*** Block opens ***

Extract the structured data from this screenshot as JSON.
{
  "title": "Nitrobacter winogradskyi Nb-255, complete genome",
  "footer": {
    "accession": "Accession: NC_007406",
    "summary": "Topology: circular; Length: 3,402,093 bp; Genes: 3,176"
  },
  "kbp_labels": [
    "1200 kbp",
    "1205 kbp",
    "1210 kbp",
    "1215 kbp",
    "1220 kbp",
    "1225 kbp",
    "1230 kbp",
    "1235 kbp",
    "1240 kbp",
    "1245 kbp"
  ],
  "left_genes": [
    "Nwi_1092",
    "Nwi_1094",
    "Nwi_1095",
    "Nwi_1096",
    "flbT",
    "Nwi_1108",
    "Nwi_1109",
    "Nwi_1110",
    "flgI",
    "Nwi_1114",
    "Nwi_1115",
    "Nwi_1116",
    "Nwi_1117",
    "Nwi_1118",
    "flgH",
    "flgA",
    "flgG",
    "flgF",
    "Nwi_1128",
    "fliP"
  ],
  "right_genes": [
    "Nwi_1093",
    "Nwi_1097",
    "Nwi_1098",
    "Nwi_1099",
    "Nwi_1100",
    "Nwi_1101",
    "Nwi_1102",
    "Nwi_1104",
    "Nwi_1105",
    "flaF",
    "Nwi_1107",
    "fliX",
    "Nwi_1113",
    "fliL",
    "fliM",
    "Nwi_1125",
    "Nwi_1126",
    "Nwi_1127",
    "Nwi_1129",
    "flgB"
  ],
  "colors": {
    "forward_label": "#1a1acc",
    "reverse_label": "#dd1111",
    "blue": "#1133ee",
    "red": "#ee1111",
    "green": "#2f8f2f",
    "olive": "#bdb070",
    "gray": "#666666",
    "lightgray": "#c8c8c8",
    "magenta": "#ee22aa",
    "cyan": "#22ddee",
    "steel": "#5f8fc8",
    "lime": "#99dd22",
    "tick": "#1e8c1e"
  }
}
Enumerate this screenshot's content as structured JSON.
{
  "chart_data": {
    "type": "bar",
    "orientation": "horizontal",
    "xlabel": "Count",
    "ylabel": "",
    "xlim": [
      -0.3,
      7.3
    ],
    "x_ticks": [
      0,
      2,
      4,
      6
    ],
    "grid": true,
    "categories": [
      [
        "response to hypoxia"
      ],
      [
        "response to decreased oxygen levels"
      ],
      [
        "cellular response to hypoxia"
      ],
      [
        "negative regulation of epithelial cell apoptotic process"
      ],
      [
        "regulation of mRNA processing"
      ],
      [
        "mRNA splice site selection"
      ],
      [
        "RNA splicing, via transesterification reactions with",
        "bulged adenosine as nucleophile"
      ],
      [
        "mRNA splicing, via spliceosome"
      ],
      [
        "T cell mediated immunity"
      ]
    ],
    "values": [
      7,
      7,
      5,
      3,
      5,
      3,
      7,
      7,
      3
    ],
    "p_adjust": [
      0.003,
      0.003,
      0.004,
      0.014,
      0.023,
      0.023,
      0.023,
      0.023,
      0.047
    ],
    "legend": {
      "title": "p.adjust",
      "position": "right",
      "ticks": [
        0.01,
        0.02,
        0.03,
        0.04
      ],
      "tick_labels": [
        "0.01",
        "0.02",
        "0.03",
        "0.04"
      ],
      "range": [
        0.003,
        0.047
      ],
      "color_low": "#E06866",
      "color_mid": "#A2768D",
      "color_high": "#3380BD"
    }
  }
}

*** Block closes ***

Activity: Your answer must consist of every line above, reproduced exactly.

Written response:
Extract the structured data from this screenshot as JSON.
{
  "title": "Nitrobacter winogradskyi Nb-255, complete genome",
  "footer": {
    "accession": "Accession: NC_007406",
    "summary": "Topology: circular; Length: 3,402,093 bp; Genes: 3,176"
  },
  "kbp_labels": [
    "1200 kbp",
    "1205 kbp",
    "1210 kbp",
    "1215 kbp",
    "1220 kbp",
    "1225 kbp",
    "1230 kbp",
    "1235 kbp",
    "1240 kbp",
    "1245 kbp"
  ],
  "left_genes": [
    "Nwi_1092",
    "Nwi_1094",
    "Nwi_1095",
    "Nwi_1096",
    "flbT",
    "Nwi_1108",
    "Nwi_1109",
    "Nwi_1110",
    "flgI",
    "Nwi_1114",
    "Nwi_1115",
    "Nwi_1116",
    "Nwi_1117",
    "Nwi_1118",
    "flgH",
    "flgA",
    "flgG",
    "flgF",
    "Nwi_1128",
    "fliP"
  ],
  "right_genes": [
    "Nwi_1093",
    "Nwi_1097",
    "Nwi_1098",
    "Nwi_1099",
    "Nwi_1100",
    "Nwi_1101",
    "Nwi_1102",
    "Nwi_1104",
    "Nwi_1105",
    "flaF",
    "Nwi_1107",
    "fliX",
    "Nwi_1113",
    "fliL",
    "fliM",
    "Nwi_1125",
    "Nwi_1126",
    "Nwi_1127",
    "Nwi_1129",
    "flgB"
  ],
  "colors": {
    "forward_label": "#1a1acc",
    "reverse_label": "#dd1111",
    "blue": "#1133ee",
    "red": "#ee1111",
    "green": "#2f8f2f",
    "olive": "#bdb070",
    "gray": "#666666",
    "lightgray": "#c8c8c8",
    "magenta": "#ee22aa",
    "cyan": "#22ddee",
    "steel": "#5f8fc8",
    "lime": "#99dd22",
    "tick": "#1e8c1e"
  }
}
Enumerate this screenshot's content as structured JSON.
{
  "chart_data": {
    "type": "bar",
    "orientation": "horizontal",
    "xlabel": "Count",
    "ylabel": "",
    "xlim": [
      -0.3,
      7.3
    ],
    "x_ticks": [
      0,
      2,
      4,
      6
    ],
    "grid": true,
    "categories": [
      [
        "response to hypoxia"
      ],
      [
        "response to decreased oxygen levels"
      ],
      [
        "cellular response to hypoxia"
      ],
      [
        "negative regulation of epithelial cell apoptotic process"
      ],
      [
        "regulation of mRNA processing"
      ],
      [
        "mRNA splice site selection"
      ],
      [
        "RNA splicing, via transesterification reactions with",
        "bulged adenosine as nucleophile"
      ],
      [
        "mRNA splicing, via spliceosome"
      ],
      [
        "T cell mediated immunity"
      ]
    ],
    "values": [
      7,
      7,
      5,
      3,
      5,
      3,
      7,
      7,
      3
    ],
    "p_adjust": [
      0.003,
      0.003,
      0.004,
      0.014,
      0.023,
      0.023,
      0.023,
      0.023,
      0.047
    ],
    "legend": {
      "title": "p.adjust",
      "position": "right",
      "ticks": [
        0.01,
        0.02,
        0.03,
        0.04
      ],
      "tick_labels": [
        "0.01",
        "0.02",
        "0.03",
        "0.04"
      ],
      "range": [
        0.003,
        0.047
      ],
      "color_low": "#E06866",
      "color_mid": "#A2768D",
      "color_high": "#3380BD"
    }
  }
}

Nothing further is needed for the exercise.